◆ **What this task involves**:
Using the listing below, please gather every line containing the word "target".
+++ Data to use
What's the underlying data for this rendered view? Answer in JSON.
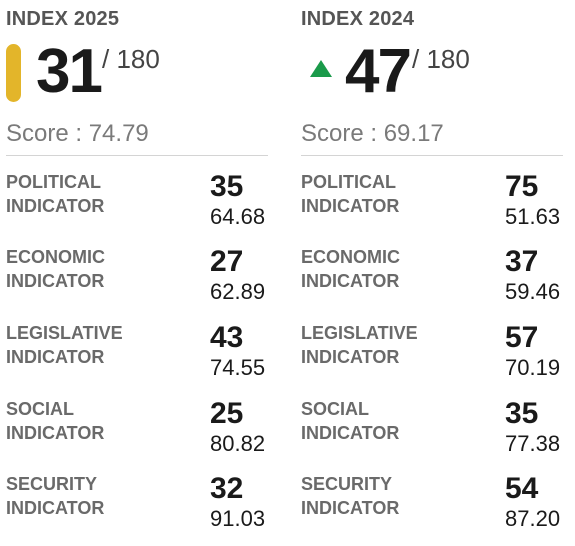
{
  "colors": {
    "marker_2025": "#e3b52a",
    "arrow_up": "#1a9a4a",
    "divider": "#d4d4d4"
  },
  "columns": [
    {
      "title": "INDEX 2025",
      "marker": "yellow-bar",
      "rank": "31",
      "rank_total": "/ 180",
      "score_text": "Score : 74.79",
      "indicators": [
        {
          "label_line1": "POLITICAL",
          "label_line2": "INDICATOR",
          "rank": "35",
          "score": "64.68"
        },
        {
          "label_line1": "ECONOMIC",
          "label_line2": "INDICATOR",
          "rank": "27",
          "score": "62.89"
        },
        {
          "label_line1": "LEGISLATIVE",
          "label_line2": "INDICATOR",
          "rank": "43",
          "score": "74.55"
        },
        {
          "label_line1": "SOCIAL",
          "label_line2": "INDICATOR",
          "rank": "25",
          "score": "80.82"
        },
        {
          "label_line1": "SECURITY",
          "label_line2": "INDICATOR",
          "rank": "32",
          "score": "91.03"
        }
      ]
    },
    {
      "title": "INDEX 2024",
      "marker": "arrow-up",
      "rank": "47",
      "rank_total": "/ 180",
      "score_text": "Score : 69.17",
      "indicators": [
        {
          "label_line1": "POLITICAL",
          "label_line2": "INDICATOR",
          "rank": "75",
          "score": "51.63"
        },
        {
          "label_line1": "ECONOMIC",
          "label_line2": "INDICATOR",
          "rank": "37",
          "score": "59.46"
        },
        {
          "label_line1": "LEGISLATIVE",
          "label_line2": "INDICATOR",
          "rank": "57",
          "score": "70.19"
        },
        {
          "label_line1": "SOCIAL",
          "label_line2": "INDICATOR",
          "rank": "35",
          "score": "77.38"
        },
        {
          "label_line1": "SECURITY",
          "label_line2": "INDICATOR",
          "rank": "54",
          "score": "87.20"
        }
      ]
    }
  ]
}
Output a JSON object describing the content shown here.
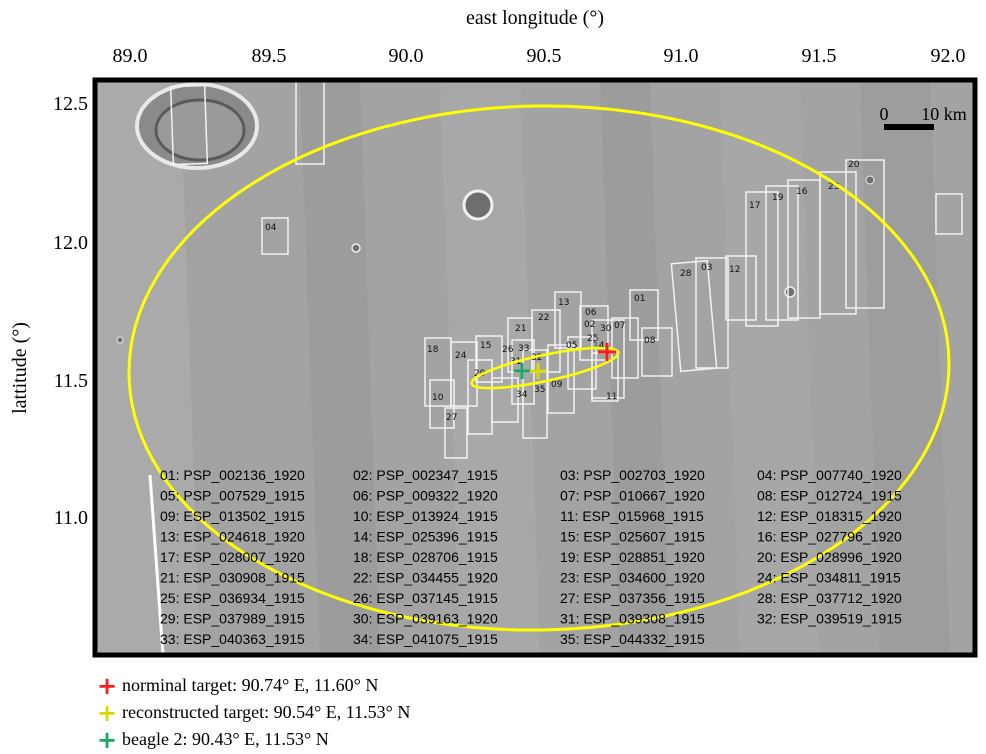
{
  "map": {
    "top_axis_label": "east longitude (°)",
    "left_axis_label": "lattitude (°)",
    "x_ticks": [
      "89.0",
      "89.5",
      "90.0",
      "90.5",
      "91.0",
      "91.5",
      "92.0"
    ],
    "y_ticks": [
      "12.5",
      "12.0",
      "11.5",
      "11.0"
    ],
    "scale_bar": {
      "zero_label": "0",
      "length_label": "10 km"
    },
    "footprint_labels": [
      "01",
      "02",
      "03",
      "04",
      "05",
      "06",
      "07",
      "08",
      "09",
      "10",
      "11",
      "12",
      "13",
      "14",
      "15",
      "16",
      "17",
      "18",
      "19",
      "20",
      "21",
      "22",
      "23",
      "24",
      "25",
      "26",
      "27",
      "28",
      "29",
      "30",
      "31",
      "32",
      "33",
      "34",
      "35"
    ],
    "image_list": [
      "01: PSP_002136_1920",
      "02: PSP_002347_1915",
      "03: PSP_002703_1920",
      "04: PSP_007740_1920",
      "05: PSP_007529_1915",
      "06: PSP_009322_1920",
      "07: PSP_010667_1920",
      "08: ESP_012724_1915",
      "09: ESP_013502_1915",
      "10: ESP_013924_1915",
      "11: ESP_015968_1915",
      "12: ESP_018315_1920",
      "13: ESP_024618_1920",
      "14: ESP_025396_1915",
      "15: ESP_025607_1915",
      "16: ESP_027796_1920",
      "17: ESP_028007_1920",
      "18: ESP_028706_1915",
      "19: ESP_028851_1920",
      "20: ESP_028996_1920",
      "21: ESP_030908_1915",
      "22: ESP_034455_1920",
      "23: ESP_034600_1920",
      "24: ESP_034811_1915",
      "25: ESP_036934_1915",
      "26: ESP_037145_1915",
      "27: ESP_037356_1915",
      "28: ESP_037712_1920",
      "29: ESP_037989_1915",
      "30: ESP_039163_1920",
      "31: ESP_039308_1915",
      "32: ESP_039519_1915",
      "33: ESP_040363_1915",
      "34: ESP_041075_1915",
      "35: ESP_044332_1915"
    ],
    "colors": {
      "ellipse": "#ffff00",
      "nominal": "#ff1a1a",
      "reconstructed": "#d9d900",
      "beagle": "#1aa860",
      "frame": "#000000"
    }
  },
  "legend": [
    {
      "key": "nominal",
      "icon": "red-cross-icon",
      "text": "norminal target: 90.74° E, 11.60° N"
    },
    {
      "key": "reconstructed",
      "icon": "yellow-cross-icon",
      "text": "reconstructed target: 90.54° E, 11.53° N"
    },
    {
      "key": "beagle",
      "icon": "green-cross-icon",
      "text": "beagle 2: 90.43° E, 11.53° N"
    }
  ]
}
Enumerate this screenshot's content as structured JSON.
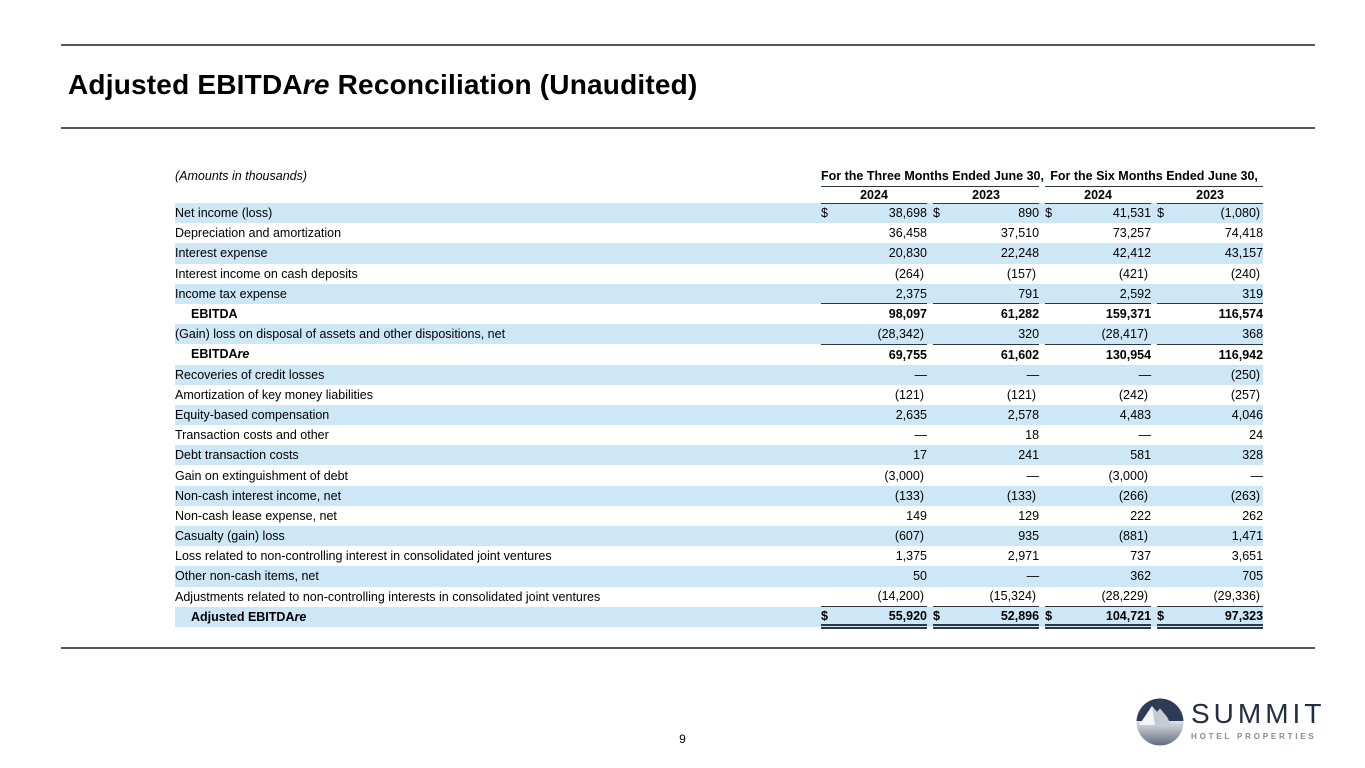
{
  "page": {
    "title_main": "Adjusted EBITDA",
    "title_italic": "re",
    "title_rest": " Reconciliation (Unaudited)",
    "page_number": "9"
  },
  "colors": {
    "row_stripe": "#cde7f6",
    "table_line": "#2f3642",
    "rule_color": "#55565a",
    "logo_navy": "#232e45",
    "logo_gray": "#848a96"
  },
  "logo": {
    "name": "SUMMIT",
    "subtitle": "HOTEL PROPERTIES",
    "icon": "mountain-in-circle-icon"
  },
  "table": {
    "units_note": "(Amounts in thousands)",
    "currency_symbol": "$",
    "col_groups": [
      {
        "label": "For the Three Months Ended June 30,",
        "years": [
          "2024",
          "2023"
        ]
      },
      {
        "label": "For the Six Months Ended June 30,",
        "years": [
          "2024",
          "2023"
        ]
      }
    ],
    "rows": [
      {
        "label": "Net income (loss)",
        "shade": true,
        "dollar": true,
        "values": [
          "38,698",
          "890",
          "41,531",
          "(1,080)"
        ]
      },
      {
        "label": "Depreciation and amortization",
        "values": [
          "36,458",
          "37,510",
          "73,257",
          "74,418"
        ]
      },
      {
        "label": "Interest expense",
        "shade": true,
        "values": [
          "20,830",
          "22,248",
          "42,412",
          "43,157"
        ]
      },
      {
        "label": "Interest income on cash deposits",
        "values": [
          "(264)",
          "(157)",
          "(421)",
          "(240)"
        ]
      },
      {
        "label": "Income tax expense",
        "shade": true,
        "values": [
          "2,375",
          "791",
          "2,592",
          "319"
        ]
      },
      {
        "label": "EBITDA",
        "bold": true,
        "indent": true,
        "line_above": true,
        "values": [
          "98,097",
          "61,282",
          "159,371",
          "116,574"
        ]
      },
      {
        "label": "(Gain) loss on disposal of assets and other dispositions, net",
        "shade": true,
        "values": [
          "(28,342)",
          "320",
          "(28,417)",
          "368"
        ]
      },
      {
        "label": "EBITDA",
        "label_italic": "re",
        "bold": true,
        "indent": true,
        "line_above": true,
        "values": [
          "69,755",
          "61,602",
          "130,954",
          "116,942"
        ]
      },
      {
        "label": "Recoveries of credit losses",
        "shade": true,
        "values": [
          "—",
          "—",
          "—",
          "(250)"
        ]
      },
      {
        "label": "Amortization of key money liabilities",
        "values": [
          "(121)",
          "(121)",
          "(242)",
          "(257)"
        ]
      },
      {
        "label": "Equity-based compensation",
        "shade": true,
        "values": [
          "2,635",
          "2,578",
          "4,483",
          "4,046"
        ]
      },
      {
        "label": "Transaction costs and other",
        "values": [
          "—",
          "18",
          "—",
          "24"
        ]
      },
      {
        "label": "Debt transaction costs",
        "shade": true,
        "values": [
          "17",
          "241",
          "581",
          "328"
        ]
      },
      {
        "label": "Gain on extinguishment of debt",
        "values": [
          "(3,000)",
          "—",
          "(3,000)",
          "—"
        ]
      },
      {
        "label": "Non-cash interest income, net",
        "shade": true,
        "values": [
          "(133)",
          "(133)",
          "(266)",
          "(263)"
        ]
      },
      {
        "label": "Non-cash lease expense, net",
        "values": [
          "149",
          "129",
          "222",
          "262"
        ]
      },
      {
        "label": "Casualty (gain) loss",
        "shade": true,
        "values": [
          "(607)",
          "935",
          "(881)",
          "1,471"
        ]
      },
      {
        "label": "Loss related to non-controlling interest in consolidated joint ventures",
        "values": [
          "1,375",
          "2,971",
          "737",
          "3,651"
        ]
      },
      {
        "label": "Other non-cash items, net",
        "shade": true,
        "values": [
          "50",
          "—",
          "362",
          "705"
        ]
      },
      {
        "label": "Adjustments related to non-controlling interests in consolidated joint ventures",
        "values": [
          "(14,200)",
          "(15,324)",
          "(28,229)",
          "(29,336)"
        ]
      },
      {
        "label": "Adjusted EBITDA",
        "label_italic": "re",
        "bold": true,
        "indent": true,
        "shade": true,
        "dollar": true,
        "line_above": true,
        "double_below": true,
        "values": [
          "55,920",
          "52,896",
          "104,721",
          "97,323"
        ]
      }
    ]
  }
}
++++++
◆ **Full answer**:
      "text": "norminal target: 90.74° E, 11.60° N"
      "text": "reconstructed target: 90.54° E, 11.53° N"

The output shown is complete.